→ GOAL OF THE EXERCISE
Take from the listing each line that has the string "JSON".

→ MATERIALS PROVIDED
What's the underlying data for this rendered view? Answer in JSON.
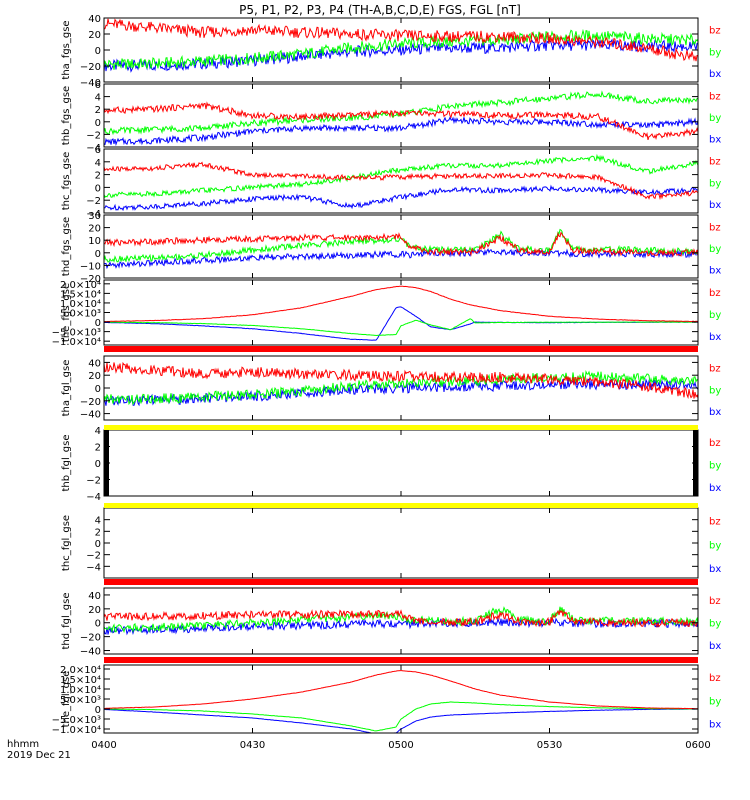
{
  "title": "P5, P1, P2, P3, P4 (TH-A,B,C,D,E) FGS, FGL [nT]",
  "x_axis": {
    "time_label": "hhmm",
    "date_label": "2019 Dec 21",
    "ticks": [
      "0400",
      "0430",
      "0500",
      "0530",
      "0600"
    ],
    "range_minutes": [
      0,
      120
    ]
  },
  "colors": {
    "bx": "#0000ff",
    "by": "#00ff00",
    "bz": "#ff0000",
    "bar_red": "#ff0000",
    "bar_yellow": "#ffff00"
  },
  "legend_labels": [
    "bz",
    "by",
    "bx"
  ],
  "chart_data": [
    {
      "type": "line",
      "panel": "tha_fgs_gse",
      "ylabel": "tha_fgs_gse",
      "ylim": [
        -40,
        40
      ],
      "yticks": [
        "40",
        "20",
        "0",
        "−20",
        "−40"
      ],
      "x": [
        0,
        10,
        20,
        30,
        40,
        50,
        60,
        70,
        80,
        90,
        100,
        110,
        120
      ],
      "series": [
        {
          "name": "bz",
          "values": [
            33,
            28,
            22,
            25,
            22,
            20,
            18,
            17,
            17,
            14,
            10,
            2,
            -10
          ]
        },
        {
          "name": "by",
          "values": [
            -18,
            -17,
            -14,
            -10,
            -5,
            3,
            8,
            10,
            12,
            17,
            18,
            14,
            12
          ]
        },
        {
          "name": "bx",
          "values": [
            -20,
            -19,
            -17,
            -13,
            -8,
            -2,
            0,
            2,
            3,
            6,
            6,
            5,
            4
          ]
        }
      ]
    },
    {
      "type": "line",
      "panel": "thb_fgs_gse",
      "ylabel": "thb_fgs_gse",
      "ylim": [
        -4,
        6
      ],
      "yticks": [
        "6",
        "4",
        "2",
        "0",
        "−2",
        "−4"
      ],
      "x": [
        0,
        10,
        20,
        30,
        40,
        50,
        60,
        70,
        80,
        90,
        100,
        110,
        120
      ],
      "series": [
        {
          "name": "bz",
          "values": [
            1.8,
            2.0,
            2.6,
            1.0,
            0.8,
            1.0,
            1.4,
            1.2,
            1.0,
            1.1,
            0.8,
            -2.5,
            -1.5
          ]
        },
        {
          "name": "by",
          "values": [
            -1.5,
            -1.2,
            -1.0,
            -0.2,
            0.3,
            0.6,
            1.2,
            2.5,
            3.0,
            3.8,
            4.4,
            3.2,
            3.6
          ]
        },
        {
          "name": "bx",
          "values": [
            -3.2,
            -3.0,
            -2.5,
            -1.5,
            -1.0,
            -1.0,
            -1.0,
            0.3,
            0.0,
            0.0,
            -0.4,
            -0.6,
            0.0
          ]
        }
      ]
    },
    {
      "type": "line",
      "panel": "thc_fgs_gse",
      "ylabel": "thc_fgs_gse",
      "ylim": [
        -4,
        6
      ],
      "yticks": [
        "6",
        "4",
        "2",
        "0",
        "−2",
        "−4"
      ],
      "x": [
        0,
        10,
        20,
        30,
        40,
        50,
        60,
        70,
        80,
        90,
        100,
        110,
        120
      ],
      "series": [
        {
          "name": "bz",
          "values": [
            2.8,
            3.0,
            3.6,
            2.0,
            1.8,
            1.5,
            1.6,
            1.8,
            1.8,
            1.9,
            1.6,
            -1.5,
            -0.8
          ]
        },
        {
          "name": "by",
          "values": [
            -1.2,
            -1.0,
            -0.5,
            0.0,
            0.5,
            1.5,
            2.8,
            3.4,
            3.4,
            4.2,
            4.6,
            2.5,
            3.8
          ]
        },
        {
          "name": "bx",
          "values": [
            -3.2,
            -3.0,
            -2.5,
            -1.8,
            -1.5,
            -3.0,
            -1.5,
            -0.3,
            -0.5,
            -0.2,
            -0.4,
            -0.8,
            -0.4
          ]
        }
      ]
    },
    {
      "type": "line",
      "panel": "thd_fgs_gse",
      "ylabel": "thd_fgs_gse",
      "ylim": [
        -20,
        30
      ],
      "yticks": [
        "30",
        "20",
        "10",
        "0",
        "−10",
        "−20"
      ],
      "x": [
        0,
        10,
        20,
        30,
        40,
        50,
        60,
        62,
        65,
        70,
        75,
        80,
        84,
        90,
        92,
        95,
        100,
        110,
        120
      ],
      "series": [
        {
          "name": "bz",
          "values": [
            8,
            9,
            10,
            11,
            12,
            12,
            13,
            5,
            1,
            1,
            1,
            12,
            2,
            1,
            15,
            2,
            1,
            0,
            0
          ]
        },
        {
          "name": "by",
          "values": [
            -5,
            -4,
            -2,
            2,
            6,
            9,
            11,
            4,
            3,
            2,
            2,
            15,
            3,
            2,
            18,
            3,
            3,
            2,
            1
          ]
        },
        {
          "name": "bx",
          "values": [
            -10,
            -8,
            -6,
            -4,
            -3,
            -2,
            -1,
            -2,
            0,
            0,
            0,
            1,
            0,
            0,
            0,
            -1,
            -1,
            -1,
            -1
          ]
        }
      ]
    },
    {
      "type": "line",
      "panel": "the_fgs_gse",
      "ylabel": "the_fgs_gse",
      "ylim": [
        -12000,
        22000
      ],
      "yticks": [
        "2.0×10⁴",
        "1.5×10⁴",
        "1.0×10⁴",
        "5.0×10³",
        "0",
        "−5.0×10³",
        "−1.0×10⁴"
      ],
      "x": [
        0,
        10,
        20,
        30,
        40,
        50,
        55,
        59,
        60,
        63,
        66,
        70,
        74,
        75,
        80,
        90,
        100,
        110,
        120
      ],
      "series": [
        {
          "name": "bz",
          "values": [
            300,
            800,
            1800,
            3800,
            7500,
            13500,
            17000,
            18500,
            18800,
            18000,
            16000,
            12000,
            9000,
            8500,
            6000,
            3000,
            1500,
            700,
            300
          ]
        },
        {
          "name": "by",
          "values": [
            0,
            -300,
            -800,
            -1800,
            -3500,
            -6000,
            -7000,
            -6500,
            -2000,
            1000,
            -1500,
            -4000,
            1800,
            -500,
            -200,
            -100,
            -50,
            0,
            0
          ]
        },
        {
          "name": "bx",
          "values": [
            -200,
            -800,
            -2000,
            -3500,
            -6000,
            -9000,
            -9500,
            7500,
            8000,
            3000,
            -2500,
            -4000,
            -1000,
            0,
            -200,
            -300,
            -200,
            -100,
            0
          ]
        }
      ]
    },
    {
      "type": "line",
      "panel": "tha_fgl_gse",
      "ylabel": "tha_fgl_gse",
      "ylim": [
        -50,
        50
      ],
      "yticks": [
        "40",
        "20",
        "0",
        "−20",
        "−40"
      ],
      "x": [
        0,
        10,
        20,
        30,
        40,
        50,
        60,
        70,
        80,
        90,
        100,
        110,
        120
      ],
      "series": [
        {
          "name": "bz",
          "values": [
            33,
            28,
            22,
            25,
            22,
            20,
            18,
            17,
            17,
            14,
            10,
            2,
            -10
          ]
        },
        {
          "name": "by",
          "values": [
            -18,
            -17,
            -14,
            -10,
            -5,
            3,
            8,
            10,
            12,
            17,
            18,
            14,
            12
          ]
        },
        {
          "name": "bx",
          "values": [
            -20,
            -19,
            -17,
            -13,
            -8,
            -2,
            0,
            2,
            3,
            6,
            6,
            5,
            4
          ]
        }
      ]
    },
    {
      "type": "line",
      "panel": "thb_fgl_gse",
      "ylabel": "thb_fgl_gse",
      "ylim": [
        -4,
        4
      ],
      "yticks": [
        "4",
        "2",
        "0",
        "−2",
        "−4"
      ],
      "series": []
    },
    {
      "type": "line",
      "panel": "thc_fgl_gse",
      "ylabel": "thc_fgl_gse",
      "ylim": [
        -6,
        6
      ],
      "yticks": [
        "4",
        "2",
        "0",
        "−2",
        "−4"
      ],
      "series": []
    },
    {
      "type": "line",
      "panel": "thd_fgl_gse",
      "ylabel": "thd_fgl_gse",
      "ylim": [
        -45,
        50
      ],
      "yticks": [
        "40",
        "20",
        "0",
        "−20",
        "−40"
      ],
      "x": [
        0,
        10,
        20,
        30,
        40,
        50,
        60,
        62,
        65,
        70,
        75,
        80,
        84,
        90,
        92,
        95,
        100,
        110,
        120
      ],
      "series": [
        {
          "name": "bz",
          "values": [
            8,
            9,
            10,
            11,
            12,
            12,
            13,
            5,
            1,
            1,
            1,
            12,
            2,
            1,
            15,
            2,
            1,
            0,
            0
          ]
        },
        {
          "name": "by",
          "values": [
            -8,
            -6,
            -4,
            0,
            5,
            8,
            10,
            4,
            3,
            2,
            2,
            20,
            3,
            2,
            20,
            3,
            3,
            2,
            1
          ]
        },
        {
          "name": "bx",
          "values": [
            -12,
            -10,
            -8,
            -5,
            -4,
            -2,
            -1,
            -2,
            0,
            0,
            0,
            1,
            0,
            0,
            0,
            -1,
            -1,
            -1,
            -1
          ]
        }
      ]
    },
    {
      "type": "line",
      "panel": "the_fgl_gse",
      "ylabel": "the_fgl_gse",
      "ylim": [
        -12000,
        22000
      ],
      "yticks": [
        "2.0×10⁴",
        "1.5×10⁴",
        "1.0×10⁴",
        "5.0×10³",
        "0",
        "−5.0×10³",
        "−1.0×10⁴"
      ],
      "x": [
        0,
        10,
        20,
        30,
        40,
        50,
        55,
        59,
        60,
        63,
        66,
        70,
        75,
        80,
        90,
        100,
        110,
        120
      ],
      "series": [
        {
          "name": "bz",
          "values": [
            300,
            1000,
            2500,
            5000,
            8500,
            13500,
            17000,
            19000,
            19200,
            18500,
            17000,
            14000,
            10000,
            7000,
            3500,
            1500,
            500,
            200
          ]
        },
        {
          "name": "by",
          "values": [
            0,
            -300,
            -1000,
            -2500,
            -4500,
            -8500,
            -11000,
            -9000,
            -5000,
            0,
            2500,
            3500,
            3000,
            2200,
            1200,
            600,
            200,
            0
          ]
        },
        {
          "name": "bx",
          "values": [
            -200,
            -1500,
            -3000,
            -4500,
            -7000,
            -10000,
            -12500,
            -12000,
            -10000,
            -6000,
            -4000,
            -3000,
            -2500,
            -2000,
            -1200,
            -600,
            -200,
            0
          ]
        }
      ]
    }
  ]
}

* * *

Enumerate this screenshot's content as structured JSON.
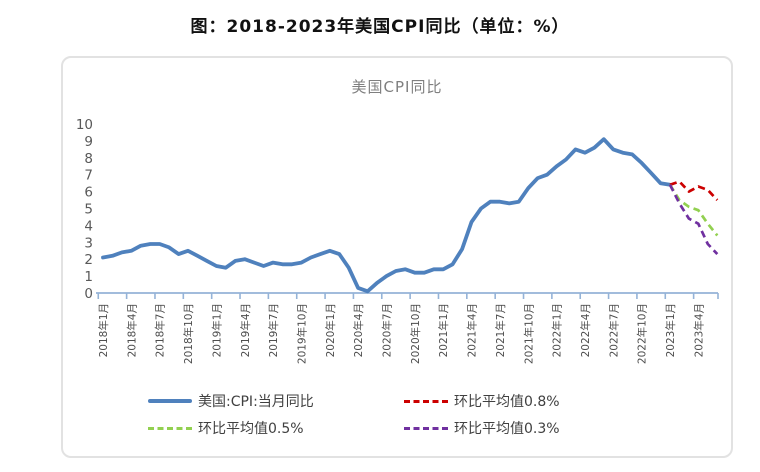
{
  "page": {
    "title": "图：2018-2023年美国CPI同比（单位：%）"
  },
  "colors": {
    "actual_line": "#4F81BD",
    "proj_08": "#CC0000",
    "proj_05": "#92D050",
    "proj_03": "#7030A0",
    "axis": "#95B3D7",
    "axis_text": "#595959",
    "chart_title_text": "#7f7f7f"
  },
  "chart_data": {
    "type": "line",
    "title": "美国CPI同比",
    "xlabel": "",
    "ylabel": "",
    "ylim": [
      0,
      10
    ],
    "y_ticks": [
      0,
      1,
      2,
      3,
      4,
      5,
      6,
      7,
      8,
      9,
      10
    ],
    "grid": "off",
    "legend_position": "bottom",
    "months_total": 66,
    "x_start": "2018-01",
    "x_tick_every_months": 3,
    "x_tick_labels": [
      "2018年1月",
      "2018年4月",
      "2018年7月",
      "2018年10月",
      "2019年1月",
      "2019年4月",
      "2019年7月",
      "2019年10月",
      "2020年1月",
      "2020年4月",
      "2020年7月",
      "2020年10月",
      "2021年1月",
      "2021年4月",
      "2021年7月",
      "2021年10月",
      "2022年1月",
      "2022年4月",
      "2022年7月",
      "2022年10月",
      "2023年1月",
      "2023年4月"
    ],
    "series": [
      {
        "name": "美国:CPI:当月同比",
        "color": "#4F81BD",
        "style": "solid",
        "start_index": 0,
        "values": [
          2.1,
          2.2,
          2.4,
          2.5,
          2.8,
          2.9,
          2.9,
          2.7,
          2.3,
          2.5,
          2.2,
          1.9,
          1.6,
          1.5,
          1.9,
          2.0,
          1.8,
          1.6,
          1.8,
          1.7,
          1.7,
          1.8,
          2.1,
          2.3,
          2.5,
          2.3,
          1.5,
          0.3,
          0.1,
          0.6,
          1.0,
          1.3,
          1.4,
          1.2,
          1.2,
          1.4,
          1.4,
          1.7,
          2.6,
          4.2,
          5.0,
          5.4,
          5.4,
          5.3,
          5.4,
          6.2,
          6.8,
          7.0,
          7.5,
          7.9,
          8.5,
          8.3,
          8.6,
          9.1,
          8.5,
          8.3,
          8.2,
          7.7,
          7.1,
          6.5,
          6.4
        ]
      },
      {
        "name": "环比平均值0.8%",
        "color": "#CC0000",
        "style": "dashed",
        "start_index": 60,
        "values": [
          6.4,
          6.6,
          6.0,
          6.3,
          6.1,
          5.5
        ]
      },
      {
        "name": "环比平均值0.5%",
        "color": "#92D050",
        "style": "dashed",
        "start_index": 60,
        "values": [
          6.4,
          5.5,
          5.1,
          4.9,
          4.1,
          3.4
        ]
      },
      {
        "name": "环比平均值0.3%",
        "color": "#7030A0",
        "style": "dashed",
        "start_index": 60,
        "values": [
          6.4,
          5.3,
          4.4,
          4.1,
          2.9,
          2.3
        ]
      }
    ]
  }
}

---

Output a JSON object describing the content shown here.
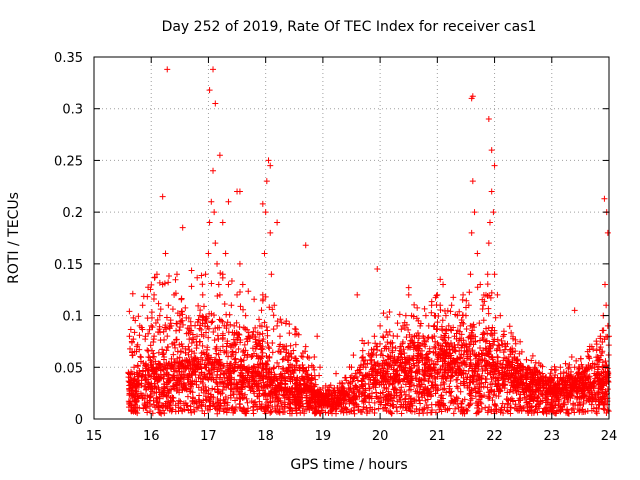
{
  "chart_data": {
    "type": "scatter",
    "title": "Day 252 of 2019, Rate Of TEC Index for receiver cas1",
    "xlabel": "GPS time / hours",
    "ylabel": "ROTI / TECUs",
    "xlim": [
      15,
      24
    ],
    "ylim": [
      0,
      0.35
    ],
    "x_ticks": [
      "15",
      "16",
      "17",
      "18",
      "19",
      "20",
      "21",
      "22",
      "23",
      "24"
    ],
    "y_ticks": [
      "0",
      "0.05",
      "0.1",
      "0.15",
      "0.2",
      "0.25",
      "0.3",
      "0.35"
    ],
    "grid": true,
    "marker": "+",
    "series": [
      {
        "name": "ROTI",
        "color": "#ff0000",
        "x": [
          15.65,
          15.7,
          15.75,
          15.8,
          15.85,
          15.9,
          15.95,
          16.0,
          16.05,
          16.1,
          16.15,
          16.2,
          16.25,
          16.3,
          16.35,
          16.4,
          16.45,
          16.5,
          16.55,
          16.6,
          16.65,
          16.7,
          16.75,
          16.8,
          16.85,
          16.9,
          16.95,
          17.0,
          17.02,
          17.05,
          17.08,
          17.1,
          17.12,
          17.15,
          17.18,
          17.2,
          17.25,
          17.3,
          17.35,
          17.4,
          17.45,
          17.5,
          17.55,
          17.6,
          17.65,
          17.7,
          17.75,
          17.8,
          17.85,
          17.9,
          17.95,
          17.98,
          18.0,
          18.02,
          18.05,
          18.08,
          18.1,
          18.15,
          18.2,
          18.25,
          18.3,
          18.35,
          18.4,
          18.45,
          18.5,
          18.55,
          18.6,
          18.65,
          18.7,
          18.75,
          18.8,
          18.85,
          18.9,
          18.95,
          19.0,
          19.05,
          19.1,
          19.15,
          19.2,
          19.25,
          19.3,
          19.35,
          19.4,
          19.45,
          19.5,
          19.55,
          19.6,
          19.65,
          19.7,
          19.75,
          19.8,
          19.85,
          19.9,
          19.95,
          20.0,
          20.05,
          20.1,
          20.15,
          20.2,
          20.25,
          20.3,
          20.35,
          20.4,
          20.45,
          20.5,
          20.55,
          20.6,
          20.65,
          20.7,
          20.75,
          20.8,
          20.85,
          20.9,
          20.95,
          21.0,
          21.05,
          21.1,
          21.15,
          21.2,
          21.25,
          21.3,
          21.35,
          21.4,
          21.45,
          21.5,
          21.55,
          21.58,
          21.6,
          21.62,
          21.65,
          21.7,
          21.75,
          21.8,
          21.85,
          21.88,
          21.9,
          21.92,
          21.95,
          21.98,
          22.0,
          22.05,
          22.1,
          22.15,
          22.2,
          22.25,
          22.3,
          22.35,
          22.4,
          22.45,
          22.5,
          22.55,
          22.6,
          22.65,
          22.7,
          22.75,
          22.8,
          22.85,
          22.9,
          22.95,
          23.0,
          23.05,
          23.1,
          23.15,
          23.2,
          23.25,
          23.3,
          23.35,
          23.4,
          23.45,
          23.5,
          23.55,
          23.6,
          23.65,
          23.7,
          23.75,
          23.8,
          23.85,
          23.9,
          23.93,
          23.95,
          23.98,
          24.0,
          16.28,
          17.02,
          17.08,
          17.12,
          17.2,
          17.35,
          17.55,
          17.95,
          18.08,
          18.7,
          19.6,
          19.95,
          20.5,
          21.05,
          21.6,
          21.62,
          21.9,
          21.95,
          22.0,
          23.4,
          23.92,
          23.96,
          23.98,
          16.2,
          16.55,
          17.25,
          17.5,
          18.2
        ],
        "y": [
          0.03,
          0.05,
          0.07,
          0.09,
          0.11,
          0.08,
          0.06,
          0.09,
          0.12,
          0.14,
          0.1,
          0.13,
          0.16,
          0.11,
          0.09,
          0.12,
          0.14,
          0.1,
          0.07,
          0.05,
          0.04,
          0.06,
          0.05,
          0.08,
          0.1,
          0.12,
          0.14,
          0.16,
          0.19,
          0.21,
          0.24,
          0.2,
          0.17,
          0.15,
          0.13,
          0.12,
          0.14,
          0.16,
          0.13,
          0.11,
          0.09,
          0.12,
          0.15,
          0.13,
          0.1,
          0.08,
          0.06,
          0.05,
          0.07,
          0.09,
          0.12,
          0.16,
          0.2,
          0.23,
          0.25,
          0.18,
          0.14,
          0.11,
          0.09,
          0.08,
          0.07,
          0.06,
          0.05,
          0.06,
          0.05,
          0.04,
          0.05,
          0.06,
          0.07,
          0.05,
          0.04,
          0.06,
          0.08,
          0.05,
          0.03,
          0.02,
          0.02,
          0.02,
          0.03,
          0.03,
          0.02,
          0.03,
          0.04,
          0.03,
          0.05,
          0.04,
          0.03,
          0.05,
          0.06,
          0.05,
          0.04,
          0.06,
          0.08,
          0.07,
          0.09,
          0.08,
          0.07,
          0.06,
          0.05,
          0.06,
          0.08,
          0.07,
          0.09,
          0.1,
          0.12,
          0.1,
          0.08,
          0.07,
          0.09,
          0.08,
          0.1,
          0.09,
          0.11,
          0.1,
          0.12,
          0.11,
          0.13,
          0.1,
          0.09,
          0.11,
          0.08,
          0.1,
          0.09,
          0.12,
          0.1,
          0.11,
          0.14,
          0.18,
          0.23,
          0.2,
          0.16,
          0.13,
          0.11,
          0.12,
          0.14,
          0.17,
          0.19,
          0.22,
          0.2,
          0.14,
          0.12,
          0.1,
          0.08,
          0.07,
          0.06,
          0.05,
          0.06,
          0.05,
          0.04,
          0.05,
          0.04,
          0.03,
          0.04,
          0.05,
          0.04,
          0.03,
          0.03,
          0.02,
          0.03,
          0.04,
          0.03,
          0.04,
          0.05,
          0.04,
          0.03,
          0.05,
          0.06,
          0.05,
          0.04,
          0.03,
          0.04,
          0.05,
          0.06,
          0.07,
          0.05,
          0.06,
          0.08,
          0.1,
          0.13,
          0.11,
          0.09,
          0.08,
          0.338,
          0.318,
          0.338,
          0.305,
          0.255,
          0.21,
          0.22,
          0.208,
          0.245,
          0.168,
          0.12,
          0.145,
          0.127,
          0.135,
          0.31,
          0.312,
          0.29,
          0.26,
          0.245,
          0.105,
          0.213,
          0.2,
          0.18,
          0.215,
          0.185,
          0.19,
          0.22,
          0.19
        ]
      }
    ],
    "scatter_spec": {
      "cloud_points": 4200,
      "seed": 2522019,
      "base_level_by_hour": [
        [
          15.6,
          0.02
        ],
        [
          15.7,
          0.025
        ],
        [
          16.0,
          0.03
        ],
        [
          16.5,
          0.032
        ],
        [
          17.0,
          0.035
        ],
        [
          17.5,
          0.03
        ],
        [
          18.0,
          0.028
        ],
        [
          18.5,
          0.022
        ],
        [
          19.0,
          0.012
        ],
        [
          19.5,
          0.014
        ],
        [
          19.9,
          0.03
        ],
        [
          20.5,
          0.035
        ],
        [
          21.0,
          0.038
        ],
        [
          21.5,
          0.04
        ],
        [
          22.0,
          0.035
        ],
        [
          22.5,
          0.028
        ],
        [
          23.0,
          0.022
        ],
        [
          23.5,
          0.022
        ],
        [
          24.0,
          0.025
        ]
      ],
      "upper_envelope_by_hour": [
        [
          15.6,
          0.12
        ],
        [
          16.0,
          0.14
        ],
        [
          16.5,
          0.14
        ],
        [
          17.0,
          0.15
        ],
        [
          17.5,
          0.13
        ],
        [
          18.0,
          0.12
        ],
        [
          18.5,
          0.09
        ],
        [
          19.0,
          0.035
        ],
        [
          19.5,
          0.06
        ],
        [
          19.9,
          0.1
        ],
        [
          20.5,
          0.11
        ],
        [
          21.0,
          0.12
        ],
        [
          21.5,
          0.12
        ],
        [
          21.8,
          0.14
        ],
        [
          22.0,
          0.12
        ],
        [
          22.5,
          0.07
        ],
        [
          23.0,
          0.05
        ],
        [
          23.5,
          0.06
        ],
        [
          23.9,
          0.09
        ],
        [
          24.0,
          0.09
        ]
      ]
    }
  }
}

→ COMPLETE RESPONSE
What's the underlying data for this rendered view? Answer in JSON.
Enumerate this screenshot's content as structured JSON.
Output a JSON object describing the content shown here.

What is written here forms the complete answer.